## TASK DIRECTIONS
Pick out all lines with the word "инспекции" from the records that follow.

## MATERIAL PROVIDED
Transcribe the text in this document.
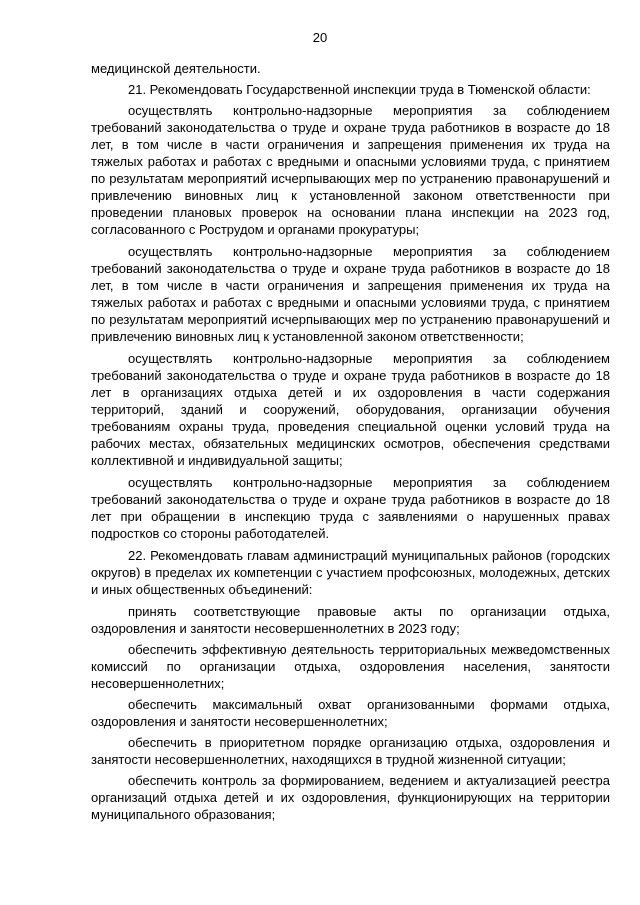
20

медицинской деятельности.

21. Рекомендовать Государственной инспекции труда в Тюменской области:

осуществлять контрольно-надзорные мероприятия за соблюдением требований законодательства о труде и охране труда работников в возрасте до 18 лет, в том числе в части ограничения и запрещения применения их труда на тяжелых работах и работах с вредными и опасными условиями труда, с принятием по результатам мероприятий исчерпывающих мер по устранению правонарушений и привлечению виновных лиц к установленной законом ответственности при проведении плановых проверок на основании плана инспекции на 2023 год, согласованного с Рострудом и органами прокуратуры;

осуществлять контрольно-надзорные мероприятия за соблюдением требований законодательства о труде и охране труда работников в возрасте до 18 лет, в том числе в части ограничения и запрещения применения их труда на тяжелых работах и работах с вредными и опасными условиями труда, с принятием по результатам мероприятий исчерпывающих мер по устранению правонарушений и привлечению виновных лиц к установленной законом ответственности;

осуществлять контрольно-надзорные мероприятия за соблюдением требований законодательства о труде и охране труда работников в возрасте до 18 лет в организациях отдыха детей и их оздоровления в части содержания территорий, зданий и сооружений, оборудования, организации обучения требованиям охраны труда, проведения специальной оценки условий труда на рабочих местах, обязательных медицинских осмотров, обеспечения средствами коллективной и индивидуальной защиты;

осуществлять контрольно-надзорные мероприятия за соблюдением требований законодательства о труде и охране труда работников в возрасте до 18 лет при обращении в инспекцию труда с заявлениями о нарушенных правах подростков со стороны работодателей.

22. Рекомендовать главам администраций муниципальных районов (городских округов) в пределах их компетенции с участием профсоюзных, молодежных, детских и иных общественных объединений:

принять соответствующие правовые акты по организации отдыха, оздоровления и занятости несовершеннолетних в 2023 году;

обеспечить эффективную деятельность территориальных межведомственных комиссий по организации отдыха, оздоровления населения, занятости несовершеннолетних;

обеспечить максимальный охват организованными формами отдыха, оздоровления и занятости несовершеннолетних;

обеспечить в приоритетном порядке организацию отдыха, оздоровления и занятости несовершеннолетних, находящихся в трудной жизненной ситуации;

обеспечить контроль за формированием, ведением и актуализацией реестра организаций отдыха детей и их оздоровления, функционирующих на территории муниципального образования;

## PROBLEM SOLUTION
21. Рекомендовать Государственной инспекции труда в Тюменской области:
осуществлять контрольно-надзорные мероприятия за соблюдением требований законодательства о труде и охране труда работников в возрасте до 18 лет, в том числе в части ограничения и запрещения применения их труда на тяжелых работах и работах с вредными и опасными условиями труда, с принятием по результатам мероприятий исчерпывающих мер по устранению правонарушений и привлечению виновных лиц к установленной законом ответственности при проведении плановых проверок на основании плана инспекции на 2023 год, согласованного с Рострудом и органами прокуратуры;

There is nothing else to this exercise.